Work to be completed:
Copy each line exactly. Drop every picture.

Excerpted records:
____________________
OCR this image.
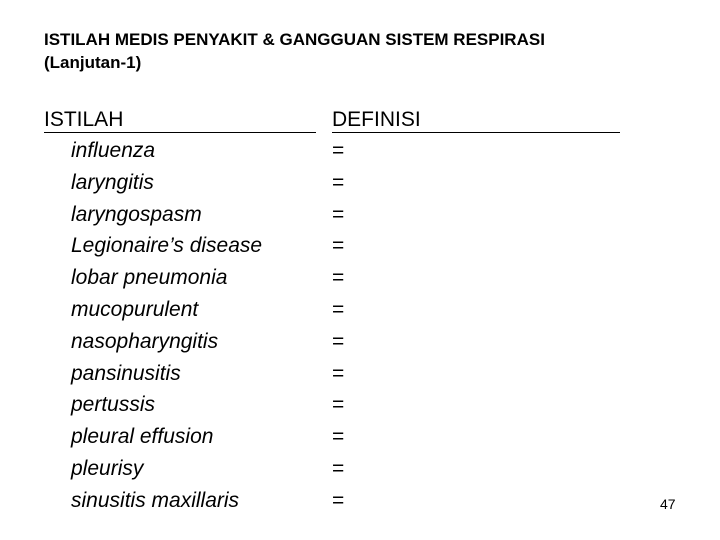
ISTILAH MEDIS PENYAKIT & GANGGUAN SISTEM RESPIRASI
(Lanjutan-1)
ISTILAH	DEFINISI
influenza
laryngitis
laryngospasm
Legionaire’s disease
lobar pneumonia
mucopurulent
nasopharyngitis
pansinusitis
pertussis
pleural effusion
pleurisy
sinusitis maxillaris
=
=
=
=
=
=
=
=
=
=
=
=	47
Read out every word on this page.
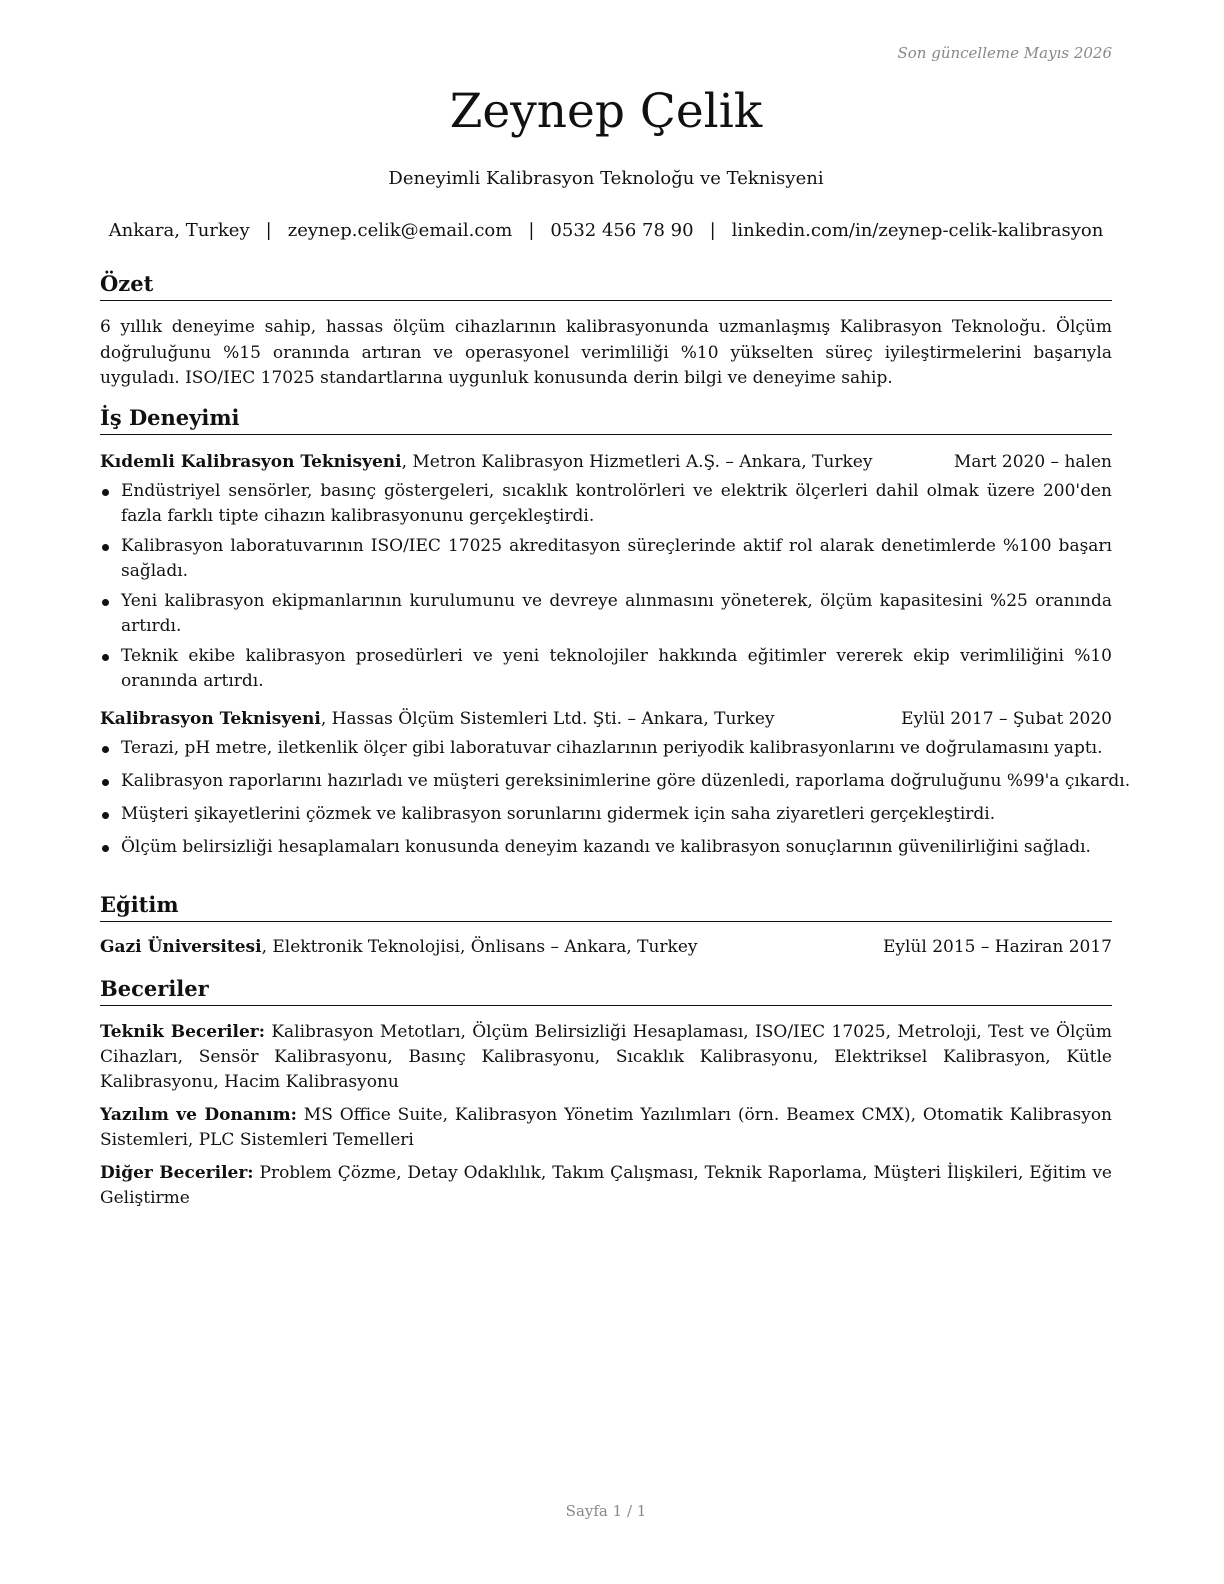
Son güncelleme Mayıs 2026
Zeynep Çelik
Deneyimli Kalibrasyon Teknoloğu ve Teknisyeni
Ankara, Turkey | zeynep.celik@email.com | 0532 456 78 90 | linkedin.com/in/zeynep-celik-kalibrasyon
Özet
6 yıllık deneyime sahip, hassas ölçüm cihazlarının kalibrasyonunda uzmanlaşmış Kalibrasyon Teknoloğu. Ölçüm doğruluğunu %15 oranında artıran ve operasyonel verimliliği %10 yükselten süreç iyileştirmelerini başarıyla uyguladı. ISO/IEC 17025 standartlarına uygunluk konusunda derin bilgi ve deneyime sahip.
İş Deneyimi
Kıdemli Kalibrasyon Teknisyeni, Metron Kalibrasyon Hizmetleri A.Ş. – Ankara, Turkey	Mart 2020 – halen
Endüstriyel sensörler, basınç göstergeleri, sıcaklık kontrolörleri ve elektrik ölçerleri dahil olmak üzere 200'den fazla farklı tipte cihazın kalibrasyonunu gerçekleştirdi.
Kalibrasyon laboratuvarının ISO/IEC 17025 akreditasyon süreçlerinde aktif rol alarak denetimlerde %100 başarı sağladı.
Yeni kalibrasyon ekipmanlarının kurulumunu ve devreye alınmasını yöneterek, ölçüm kapasitesini %25 oranında artırdı.
Teknik ekibe kalibrasyon prosedürleri ve yeni teknolojiler hakkında eğitimler vererek ekip verimliliğini %10 oranında artırdı.
Kalibrasyon Teknisyeni, Hassas Ölçüm Sistemleri Ltd. Şti. – Ankara, Turkey	Eylül 2017 – Şubat 2020
Terazi, pH metre, iletkenlik ölçer gibi laboratuvar cihazlarının periyodik kalibrasyonlarını ve doğrulamasını yaptı.
Kalibrasyon raporlarını hazırladı ve müşteri gereksinimlerine göre düzenledi, raporlama doğruluğunu %99'a çıkardı.
Müşteri şikayetlerini çözmek ve kalibrasyon sorunlarını gidermek için saha ziyaretleri gerçekleştirdi.
Ölçüm belirsizliği hesaplamaları konusunda deneyim kazandı ve kalibrasyon sonuçlarının güvenilirliğini sağladı.
Eğitim
Gazi Üniversitesi, Elektronik Teknolojisi, Önlisans – Ankara, Turkey	Eylül 2015 – Haziran 2017
Beceriler
Teknik Beceriler: Kalibrasyon Metotları, Ölçüm Belirsizliği Hesaplaması, ISO/IEC 17025, Metroloji, Test ve Ölçüm Cihazları, Sensör Kalibrasyonu, Basınç Kalibrasyonu, Sıcaklık Kalibrasyonu, Elektriksel Kalibrasyon, Kütle Kalibrasyonu, Hacim Kalibrasyonu
Yazılım ve Donanım: MS Office Suite, Kalibrasyon Yönetim Yazılımları (örn. Beamex CMX), Otomatik Kalibrasyon Sistemleri, PLC Sistemleri Temelleri
Diğer Beceriler: Problem Çözme, Detay Odaklılık, Takım Çalışması, Teknik Raporlama, Müşteri İlişkileri, Eğitim ve Geliştirme
Sayfa 1 / 1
____________________
Output for this exercise:
OCR this image.
ISTILAH MEDIS PENYAKIT & GANGGUAN SISTEM RESPIRASI
(Lanjutan-1)
ISTILAH	DEFINISI
influenza
laryngitis
laryngospasm
Legionaire’s disease
lobar pneumonia
mucopurulent
nasopharyngitis
pansinusitis
pertussis
pleural effusion
pleurisy
sinusitis maxillaris
=
=
=
=
=
=
=
=
=
=
=
=	47
Read out every word on this page.
Son güncelleme Mayıs 2026
Zeynep Çelik
Deneyimli Kalibrasyon Teknoloğu ve Teknisyeni
Ankara, Turkey | zeynep.celik@email.com | 0532 456 78 90 | linkedin.com/in/zeynep-celik-kalibrasyon
Özet
6 yıllık deneyime sahip, hassas ölçüm cihazlarının kalibrasyonunda uzmanlaşmış Kalibrasyon Teknoloğu. Ölçüm doğruluğunu %15 oranında artıran ve operasyonel verimliliği %10 yükselten süreç iyileştirmelerini başarıyla uyguladı. ISO/IEC 17025 standartlarına uygunluk konusunda derin bilgi ve deneyime sahip.
İş Deneyimi
Kıdemli Kalibrasyon Teknisyeni, Metron Kalibrasyon Hizmetleri A.Ş. – Ankara, Turkey	Mart 2020 – halen
Endüstriyel sensörler, basınç göstergeleri, sıcaklık kontrolörleri ve elektrik ölçerleri dahil olmak üzere 200'den fazla farklı tipte cihazın kalibrasyonunu gerçekleştirdi.
Kalibrasyon laboratuvarının ISO/IEC 17025 akreditasyon süreçlerinde aktif rol alarak denetimlerde %100 başarı sağladı.
Yeni kalibrasyon ekipmanlarının kurulumunu ve devreye alınmasını yöneterek, ölçüm kapasitesini %25 oranında artırdı.
Teknik ekibe kalibrasyon prosedürleri ve yeni teknolojiler hakkında eğitimler vererek ekip verimliliğini %10 oranında artırdı.
Kalibrasyon Teknisyeni, Hassas Ölçüm Sistemleri Ltd. Şti. – Ankara, Turkey	Eylül 2017 – Şubat 2020
Terazi, pH metre, iletkenlik ölçer gibi laboratuvar cihazlarının periyodik kalibrasyonlarını ve doğrulamasını yaptı.
Kalibrasyon raporlarını hazırladı ve müşteri gereksinimlerine göre düzenledi, raporlama doğruluğunu %99'a çıkardı.
Müşteri şikayetlerini çözmek ve kalibrasyon sorunlarını gidermek için saha ziyaretleri gerçekleştirdi.
Ölçüm belirsizliği hesaplamaları konusunda deneyim kazandı ve kalibrasyon sonuçlarının güvenilirliğini sağladı.
Eğitim
Gazi Üniversitesi, Elektronik Teknolojisi, Önlisans – Ankara, Turkey	Eylül 2015 – Haziran 2017
Beceriler
Teknik Beceriler: Kalibrasyon Metotları, Ölçüm Belirsizliği Hesaplaması, ISO/IEC 17025, Metroloji, Test ve Ölçüm Cihazları, Sensör Kalibrasyonu, Basınç Kalibrasyonu, Sıcaklık Kalibrasyonu, Elektriksel Kalibrasyon, Kütle Kalibrasyonu, Hacim Kalibrasyonu
Yazılım ve Donanım: MS Office Suite, Kalibrasyon Yönetim Yazılımları (örn. Beamex CMX), Otomatik Kalibrasyon Sistemleri, PLC Sistemleri Temelleri
Diğer Beceriler: Problem Çözme, Detay Odaklılık, Takım Çalışması, Teknik Raporlama, Müşteri İlişkileri, Eğitim ve Geliştirme
Sayfa 1 / 1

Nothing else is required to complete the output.